## TASK BRIEF
Transcribe the whole listing below without changing a word, but leave out every image.

-- Start of THE RECORDS --

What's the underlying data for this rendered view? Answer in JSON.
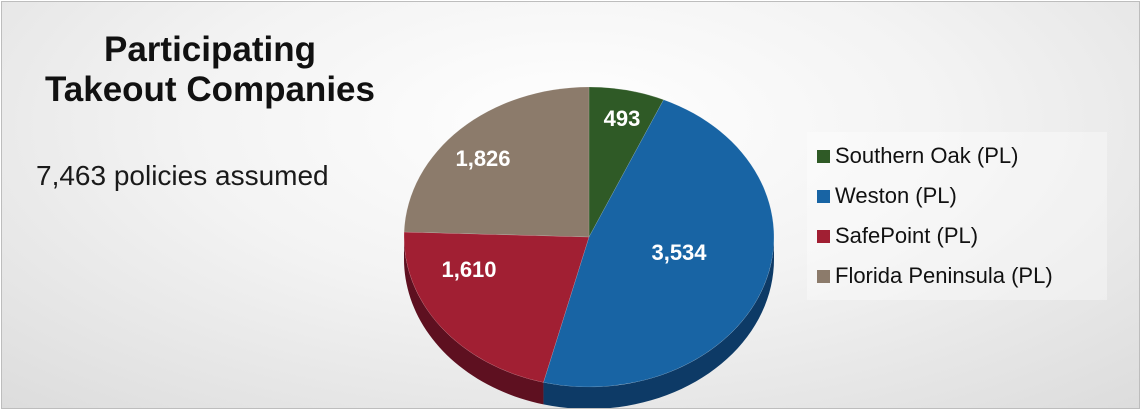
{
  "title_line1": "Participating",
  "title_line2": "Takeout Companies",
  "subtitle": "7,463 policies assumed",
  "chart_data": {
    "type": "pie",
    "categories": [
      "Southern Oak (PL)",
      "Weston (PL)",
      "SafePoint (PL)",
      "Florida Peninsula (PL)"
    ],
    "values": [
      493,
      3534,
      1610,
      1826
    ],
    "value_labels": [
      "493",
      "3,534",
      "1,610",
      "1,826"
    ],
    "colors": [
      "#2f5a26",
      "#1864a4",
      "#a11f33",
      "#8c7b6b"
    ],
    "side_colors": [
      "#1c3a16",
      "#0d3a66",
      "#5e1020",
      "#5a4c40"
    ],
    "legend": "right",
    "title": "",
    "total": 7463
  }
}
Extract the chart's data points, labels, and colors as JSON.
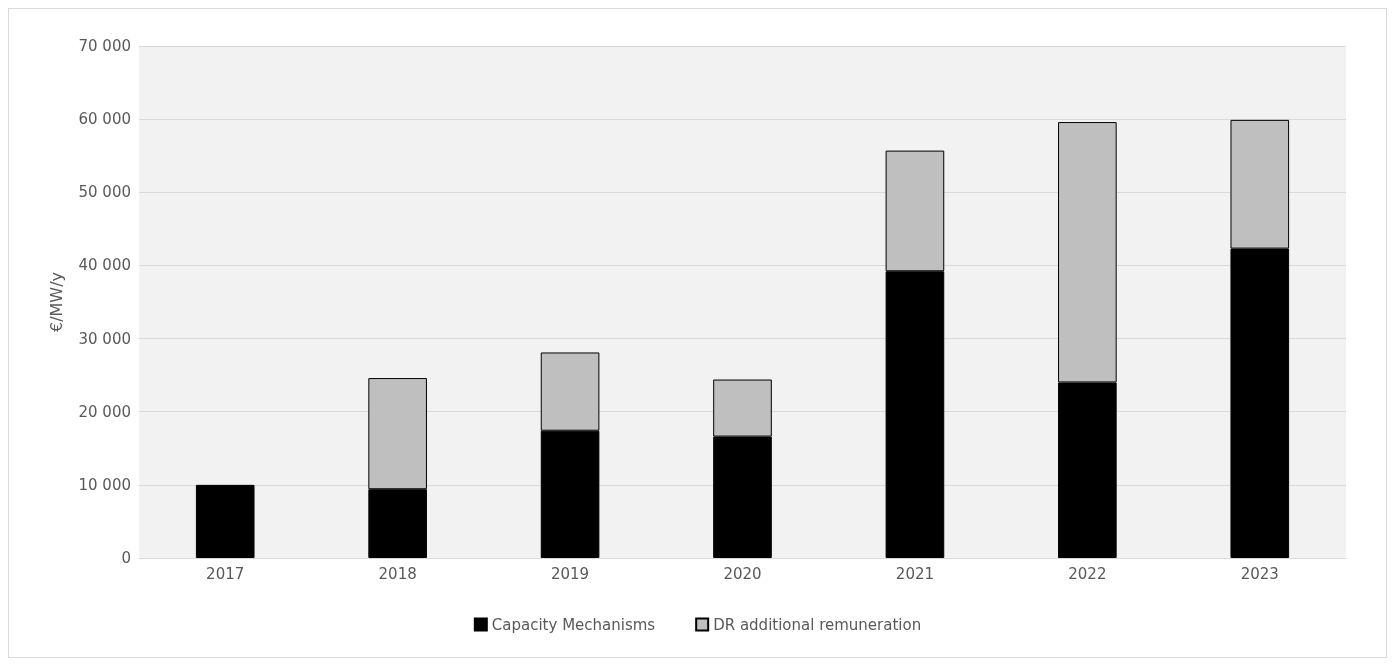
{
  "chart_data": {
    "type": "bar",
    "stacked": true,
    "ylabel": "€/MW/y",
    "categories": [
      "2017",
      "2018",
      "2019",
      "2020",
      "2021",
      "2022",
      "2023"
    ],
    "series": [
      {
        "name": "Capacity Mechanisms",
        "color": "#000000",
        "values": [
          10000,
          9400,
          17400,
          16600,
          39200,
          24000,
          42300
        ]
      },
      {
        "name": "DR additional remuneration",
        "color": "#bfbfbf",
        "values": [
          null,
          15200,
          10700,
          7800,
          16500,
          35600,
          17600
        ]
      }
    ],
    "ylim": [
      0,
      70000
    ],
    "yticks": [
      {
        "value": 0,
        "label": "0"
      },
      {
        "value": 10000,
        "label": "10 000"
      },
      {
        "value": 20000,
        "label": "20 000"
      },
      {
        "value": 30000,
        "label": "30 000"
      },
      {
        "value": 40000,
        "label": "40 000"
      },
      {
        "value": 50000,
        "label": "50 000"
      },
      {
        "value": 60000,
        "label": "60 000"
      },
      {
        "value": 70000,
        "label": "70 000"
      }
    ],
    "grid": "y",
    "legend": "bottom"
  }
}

-- End of THE RECORDS --

## OUTPUT BELOW
What's the underlying data for this rendered view? Answer in JSON.
{
  "title_line1": "Participating",
  "title_line2": "Takeout Companies",
  "subtitle": "7,463 policies assumed",
  "chart_data": {
    "type": "pie",
    "categories": [
      "Southern Oak (PL)",
      "Weston (PL)",
      "SafePoint (PL)",
      "Florida Peninsula (PL)"
    ],
    "values": [
      493,
      3534,
      1610,
      1826
    ],
    "value_labels": [
      "493",
      "3,534",
      "1,610",
      "1,826"
    ],
    "colors": [
      "#2f5a26",
      "#1864a4",
      "#a11f33",
      "#8c7b6b"
    ],
    "side_colors": [
      "#1c3a16",
      "#0d3a66",
      "#5e1020",
      "#5a4c40"
    ],
    "legend": "right",
    "title": "",
    "total": 7463
  }
}
Extract the chart's data points, labels, and colors as JSON.
{
  "chart_data": {
    "type": "bar",
    "stacked": true,
    "ylabel": "€/MW/y",
    "categories": [
      "2017",
      "2018",
      "2019",
      "2020",
      "2021",
      "2022",
      "2023"
    ],
    "series": [
      {
        "name": "Capacity Mechanisms",
        "color": "#000000",
        "values": [
          10000,
          9400,
          17400,
          16600,
          39200,
          24000,
          42300
        ]
      },
      {
        "name": "DR additional remuneration",
        "color": "#bfbfbf",
        "values": [
          null,
          15200,
          10700,
          7800,
          16500,
          35600,
          17600
        ]
      }
    ],
    "ylim": [
      0,
      70000
    ],
    "yticks": [
      {
        "value": 0,
        "label": "0"
      },
      {
        "value": 10000,
        "label": "10 000"
      },
      {
        "value": 20000,
        "label": "20 000"
      },
      {
        "value": 30000,
        "label": "30 000"
      },
      {
        "value": 40000,
        "label": "40 000"
      },
      {
        "value": 50000,
        "label": "50 000"
      },
      {
        "value": 60000,
        "label": "60 000"
      },
      {
        "value": 70000,
        "label": "70 000"
      }
    ],
    "grid": "y",
    "legend": "bottom"
  }
}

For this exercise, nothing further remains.